Source data »

====

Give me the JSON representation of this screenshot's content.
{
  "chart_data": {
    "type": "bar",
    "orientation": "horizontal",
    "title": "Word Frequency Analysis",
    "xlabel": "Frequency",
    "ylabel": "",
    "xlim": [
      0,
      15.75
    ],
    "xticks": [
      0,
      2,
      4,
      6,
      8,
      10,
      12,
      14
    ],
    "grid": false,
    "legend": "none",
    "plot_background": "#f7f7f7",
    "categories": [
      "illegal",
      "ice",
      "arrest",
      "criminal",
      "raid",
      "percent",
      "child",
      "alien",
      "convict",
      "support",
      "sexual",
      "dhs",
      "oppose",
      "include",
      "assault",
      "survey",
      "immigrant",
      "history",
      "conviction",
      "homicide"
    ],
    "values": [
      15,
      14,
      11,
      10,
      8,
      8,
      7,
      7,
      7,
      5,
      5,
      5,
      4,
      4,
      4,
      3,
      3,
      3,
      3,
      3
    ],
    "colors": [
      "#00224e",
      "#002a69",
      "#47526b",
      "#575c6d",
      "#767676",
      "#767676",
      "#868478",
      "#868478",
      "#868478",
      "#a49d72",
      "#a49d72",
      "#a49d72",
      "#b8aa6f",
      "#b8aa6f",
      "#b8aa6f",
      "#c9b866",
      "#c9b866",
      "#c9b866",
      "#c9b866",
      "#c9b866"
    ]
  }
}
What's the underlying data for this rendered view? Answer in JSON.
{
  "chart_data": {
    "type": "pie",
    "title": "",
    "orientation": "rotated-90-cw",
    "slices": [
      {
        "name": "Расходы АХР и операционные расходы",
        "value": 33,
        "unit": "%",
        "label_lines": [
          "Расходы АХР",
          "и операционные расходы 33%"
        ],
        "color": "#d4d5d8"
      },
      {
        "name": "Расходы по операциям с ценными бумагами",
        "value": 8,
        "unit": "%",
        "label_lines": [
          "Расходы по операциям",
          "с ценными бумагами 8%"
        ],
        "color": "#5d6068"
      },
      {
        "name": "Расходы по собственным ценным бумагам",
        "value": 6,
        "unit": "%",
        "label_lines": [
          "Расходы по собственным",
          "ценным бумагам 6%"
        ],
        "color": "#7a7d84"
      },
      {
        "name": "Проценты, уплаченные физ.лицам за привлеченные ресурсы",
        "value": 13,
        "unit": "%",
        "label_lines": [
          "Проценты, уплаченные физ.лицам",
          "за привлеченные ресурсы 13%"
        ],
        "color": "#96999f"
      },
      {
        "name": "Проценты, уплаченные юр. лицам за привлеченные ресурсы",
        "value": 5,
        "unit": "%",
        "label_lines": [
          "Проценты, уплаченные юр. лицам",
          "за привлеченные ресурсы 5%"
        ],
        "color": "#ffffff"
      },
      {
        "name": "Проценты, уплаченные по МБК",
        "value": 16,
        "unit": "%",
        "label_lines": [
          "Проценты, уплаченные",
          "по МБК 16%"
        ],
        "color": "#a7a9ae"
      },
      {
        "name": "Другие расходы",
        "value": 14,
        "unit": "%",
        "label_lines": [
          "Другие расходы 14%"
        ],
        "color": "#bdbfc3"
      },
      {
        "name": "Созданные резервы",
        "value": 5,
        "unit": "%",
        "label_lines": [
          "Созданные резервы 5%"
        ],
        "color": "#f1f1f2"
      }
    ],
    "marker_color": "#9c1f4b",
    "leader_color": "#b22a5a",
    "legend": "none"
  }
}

====

To do »
Copy down the whole of the data above, matching it exactly.

Problem solution »
Give me the JSON representation of this screenshot's content.
{
  "chart_data": {
    "type": "bar",
    "orientation": "horizontal",
    "title": "Word Frequency Analysis",
    "xlabel": "Frequency",
    "ylabel": "",
    "xlim": [
      0,
      15.75
    ],
    "xticks": [
      0,
      2,
      4,
      6,
      8,
      10,
      12,
      14
    ],
    "grid": false,
    "legend": "none",
    "plot_background": "#f7f7f7",
    "categories": [
      "illegal",
      "ice",
      "arrest",
      "criminal",
      "raid",
      "percent",
      "child",
      "alien",
      "convict",
      "support",
      "sexual",
      "dhs",
      "oppose",
      "include",
      "assault",
      "survey",
      "immigrant",
      "history",
      "conviction",
      "homicide"
    ],
    "values": [
      15,
      14,
      11,
      10,
      8,
      8,
      7,
      7,
      7,
      5,
      5,
      5,
      4,
      4,
      4,
      3,
      3,
      3,
      3,
      3
    ],
    "colors": [
      "#00224e",
      "#002a69",
      "#47526b",
      "#575c6d",
      "#767676",
      "#767676",
      "#868478",
      "#868478",
      "#868478",
      "#a49d72",
      "#a49d72",
      "#a49d72",
      "#b8aa6f",
      "#b8aa6f",
      "#b8aa6f",
      "#c9b866",
      "#c9b866",
      "#c9b866",
      "#c9b866",
      "#c9b866"
    ]
  }
}
What's the underlying data for this rendered view? Answer in JSON.
{
  "chart_data": {
    "type": "pie",
    "title": "",
    "orientation": "rotated-90-cw",
    "slices": [
      {
        "name": "Расходы АХР и операционные расходы",
        "value": 33,
        "unit": "%",
        "label_lines": [
          "Расходы АХР",
          "и операционные расходы 33%"
        ],
        "color": "#d4d5d8"
      },
      {
        "name": "Расходы по операциям с ценными бумагами",
        "value": 8,
        "unit": "%",
        "label_lines": [
          "Расходы по операциям",
          "с ценными бумагами 8%"
        ],
        "color": "#5d6068"
      },
      {
        "name": "Расходы по собственным ценным бумагам",
        "value": 6,
        "unit": "%",
        "label_lines": [
          "Расходы по собственным",
          "ценным бумагам 6%"
        ],
        "color": "#7a7d84"
      },
      {
        "name": "Проценты, уплаченные физ.лицам за привлеченные ресурсы",
        "value": 13,
        "unit": "%",
        "label_lines": [
          "Проценты, уплаченные физ.лицам",
          "за привлеченные ресурсы 13%"
        ],
        "color": "#96999f"
      },
      {
        "name": "Проценты, уплаченные юр. лицам за привлеченные ресурсы",
        "value": 5,
        "unit": "%",
        "label_lines": [
          "Проценты, уплаченные юр. лицам",
          "за привлеченные ресурсы 5%"
        ],
        "color": "#ffffff"
      },
      {
        "name": "Проценты, уплаченные по МБК",
        "value": 16,
        "unit": "%",
        "label_lines": [
          "Проценты, уплаченные",
          "по МБК 16%"
        ],
        "color": "#a7a9ae"
      },
      {
        "name": "Другие расходы",
        "value": 14,
        "unit": "%",
        "label_lines": [
          "Другие расходы 14%"
        ],
        "color": "#bdbfc3"
      },
      {
        "name": "Созданные резервы",
        "value": 5,
        "unit": "%",
        "label_lines": [
          "Созданные резервы 5%"
        ],
        "color": "#f1f1f2"
      }
    ],
    "marker_color": "#9c1f4b",
    "leader_color": "#b22a5a",
    "legend": "none"
  }
}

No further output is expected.